SELECTED TEXT:
--------------------------------------------------

Keynote: Kyle Kingsbury (Call me maybe project)

Kyle Kingsbury is the author of Riemann, Tesser, and Jepsen. At Stripe, he evaluates distributed systems safety by bashing them with network partitions and seeing what data falls out.


Jepsen V

We'll explore the safety and performance characteristics of distributed datastores under duress. When the network partitions, when nodes fail, when resources are scarce, how do databases recover? I've been running some new experiments, and would like to share my findings.

Salvatore Sanfilippo (Inventor of Redis)

Salvatore Sanfilippo is the lead developer of the Redis and Disque project. He lives and codes from Sicily. He works for Pivotal that is sponsoring the Redis development.


Disque: a detailed overview of the distributed implementation

In this talk Salvatore Sanfilippo will talk about the internals of his distributed queue Disque. The talk will cover the general architecture of the system, the delivery guarantees provided, its data replication, and finally the best-effort protocols employed in order to avoid useless multiple deliveries of the same messages.

Charity Majors (Parse / Facebook)

Charity is a Production Engineering Manager at Facebook, building out the next generation mobile app platform at Parse. She likes free speech, free software and single-malt scotch.


Upgrade your database: without losing your data, your perf or your mind

Upgrading databases can be terrifying and perilous, and for good reason: you can totally screw yourself! Every workload is unique, and standardized test suites will never give you enough information to evaluate how an upgrade will perform for your query set. We will talk about how paranoid you should be about various types of workloads and upgrades, how to balance risk vs. engineering effort, and how to safely execute the most challenging upgrades by capturing and replaying real production workloads. The principles apply to any database, but we’ll go particularly deep into war stories and tooling options for MongoDB and MySQL.

--------------------------------------------------

ENTRIES PROVIDED:
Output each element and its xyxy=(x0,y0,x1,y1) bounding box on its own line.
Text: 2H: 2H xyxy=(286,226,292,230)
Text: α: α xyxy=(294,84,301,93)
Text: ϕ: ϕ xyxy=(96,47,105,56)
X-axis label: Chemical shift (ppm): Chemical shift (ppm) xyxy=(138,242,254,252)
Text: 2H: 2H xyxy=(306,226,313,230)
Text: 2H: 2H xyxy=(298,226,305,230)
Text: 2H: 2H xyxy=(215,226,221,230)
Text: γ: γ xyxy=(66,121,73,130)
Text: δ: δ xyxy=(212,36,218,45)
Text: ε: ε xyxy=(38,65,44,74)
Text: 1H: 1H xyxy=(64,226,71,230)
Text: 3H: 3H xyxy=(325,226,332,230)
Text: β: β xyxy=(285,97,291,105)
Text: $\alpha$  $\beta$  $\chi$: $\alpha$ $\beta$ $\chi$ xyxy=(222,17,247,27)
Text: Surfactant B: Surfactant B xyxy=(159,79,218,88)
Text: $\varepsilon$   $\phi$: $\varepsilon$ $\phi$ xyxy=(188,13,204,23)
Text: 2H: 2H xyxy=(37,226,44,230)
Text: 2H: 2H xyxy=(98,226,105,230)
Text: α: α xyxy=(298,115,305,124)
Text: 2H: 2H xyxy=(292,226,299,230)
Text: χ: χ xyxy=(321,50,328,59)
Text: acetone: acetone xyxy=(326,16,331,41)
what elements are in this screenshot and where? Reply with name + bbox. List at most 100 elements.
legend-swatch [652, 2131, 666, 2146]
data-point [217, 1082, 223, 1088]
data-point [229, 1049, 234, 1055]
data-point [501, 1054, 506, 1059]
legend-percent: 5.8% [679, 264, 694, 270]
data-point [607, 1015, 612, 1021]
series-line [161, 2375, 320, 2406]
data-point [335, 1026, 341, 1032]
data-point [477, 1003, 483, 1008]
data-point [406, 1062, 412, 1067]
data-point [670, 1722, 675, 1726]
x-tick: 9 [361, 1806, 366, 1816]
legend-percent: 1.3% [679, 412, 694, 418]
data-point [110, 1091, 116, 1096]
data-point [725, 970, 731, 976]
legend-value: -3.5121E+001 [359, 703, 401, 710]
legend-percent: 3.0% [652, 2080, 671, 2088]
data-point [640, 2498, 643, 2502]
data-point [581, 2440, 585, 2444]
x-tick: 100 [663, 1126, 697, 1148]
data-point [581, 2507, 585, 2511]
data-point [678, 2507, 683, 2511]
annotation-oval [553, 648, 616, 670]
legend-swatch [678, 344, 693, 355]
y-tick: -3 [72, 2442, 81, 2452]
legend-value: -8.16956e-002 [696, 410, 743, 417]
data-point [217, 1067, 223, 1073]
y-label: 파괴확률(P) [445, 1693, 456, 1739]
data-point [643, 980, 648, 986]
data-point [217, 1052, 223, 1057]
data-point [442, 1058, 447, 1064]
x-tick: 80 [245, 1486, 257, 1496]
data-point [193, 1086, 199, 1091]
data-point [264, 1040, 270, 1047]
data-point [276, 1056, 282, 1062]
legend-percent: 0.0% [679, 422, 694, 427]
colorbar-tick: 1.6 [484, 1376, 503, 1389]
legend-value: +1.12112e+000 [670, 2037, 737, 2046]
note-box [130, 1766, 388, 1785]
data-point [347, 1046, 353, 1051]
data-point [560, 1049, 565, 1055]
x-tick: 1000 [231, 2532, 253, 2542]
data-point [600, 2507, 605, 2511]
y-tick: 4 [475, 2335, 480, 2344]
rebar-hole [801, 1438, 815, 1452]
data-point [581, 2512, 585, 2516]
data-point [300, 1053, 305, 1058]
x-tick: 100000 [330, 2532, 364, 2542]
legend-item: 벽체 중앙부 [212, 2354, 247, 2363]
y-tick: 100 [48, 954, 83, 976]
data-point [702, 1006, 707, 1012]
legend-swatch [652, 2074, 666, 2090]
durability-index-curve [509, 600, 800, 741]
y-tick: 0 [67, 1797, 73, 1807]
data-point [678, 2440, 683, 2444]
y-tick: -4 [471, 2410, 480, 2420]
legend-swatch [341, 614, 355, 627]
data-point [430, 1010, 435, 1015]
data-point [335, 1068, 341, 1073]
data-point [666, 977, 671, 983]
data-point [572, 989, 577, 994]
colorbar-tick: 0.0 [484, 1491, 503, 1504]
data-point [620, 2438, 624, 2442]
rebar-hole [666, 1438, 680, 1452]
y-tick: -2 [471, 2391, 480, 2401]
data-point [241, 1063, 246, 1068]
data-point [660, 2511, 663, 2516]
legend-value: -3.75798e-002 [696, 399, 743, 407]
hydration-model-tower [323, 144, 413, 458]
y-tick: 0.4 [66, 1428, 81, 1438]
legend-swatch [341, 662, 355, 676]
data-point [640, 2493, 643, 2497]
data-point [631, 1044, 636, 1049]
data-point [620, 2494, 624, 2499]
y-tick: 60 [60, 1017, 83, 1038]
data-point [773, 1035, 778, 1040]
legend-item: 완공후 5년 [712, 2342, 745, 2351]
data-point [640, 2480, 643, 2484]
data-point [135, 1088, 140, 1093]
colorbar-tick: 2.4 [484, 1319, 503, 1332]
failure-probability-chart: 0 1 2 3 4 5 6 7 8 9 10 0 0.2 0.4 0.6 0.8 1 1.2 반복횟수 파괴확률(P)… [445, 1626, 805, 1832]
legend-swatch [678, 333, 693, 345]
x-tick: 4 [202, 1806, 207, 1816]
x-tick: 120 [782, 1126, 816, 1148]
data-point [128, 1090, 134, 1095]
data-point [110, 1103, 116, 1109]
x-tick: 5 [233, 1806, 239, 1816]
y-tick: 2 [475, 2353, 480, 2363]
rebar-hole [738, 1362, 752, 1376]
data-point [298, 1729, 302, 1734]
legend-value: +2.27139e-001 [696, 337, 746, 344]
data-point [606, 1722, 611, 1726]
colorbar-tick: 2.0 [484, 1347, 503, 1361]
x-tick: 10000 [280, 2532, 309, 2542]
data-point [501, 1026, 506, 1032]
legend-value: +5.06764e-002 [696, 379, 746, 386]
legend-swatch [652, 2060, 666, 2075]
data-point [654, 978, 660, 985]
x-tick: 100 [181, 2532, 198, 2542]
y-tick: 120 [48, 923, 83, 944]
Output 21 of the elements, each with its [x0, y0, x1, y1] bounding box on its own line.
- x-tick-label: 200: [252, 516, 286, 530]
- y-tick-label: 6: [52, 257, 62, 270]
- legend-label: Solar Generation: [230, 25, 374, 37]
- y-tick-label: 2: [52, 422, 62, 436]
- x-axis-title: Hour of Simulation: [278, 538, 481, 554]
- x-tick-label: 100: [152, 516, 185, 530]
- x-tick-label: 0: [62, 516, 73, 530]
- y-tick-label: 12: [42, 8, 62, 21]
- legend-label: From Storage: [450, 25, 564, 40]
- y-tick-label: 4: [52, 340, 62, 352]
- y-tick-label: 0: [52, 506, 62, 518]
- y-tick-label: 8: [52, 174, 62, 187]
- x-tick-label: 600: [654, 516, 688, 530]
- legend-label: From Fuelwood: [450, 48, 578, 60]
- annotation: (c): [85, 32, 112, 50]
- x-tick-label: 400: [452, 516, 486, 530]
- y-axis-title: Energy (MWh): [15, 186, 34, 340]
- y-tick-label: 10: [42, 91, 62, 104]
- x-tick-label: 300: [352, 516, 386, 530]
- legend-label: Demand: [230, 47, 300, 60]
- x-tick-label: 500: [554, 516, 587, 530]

--------------------------------------------------

GIVEN INSTRUCTION A: Could you rewrite the paragraph in the conference lineup that begins "Upgrading databases can be terrifying" as a short bulleted list that keeps its main facts?
GIVEN INSTRUCTION B: Would you extend the conference lineup by a few sentences, starting right after the description of the database upgrade talk?

WRITTEN ANSWER A:
- Database upgrades are risky, and you can seriously hurt yourself doing them.
- Every workload is unique, so standardized test suites can't show how an upgrade will perform for your query set.
- The talk covers how paranoid to be about different types of workloads and upgrades, and how to balance risk against engineering effort.
- It explains how to safely run the hardest upgrades by capturing and replaying real production workloads.
- The principles apply to any database, with deep dives into war stories and tooling options for MongoDB and MySQL.

WRITTEN ANSWER B:
Stefan Siprell (codecentric AG)

Stefan Siprell is the branch manager of codecentric Karlsruhe and responsible for Big Data, especially Spark, Cassandra and Elasticsearch as well as Agile Software Enigneering. He is a frequent speaker on various conferences like Javaland, Data2Day and Continuous-Lifecycle.


Stream based textanalytics with Spark and Elasticsearch

This talk covers Apache Spark based machine learning in combination with Elasticsearch search capabilities to analyse data and train a modell. As a concrete example a historie of tweets will be accordingly analyzed to predict if the tweeter is a soccer fan and what's his favorite team. Attendees will hear about the concept of Machine Learning and Naive Bayes, text classification as well as stream processing in particular

co-speaker: Hendrik Saly (codecentric AG)

Hendrik Saly is working for codecentric AG as an IT-Consultant and is doing a lot of Elasticsearch consulting and development. He is also involved within the Java Community process (JCP) as an Expert Group Member of JSR 367 and JSR 374 and engaged as an active Apache committer. He spoke already on IX Conference, local meetups and customer events. Hendrik is an IT professional since 2001 and has worked for Pixelpark AG, akquinet AG and PTA GmbH and as a freelancer.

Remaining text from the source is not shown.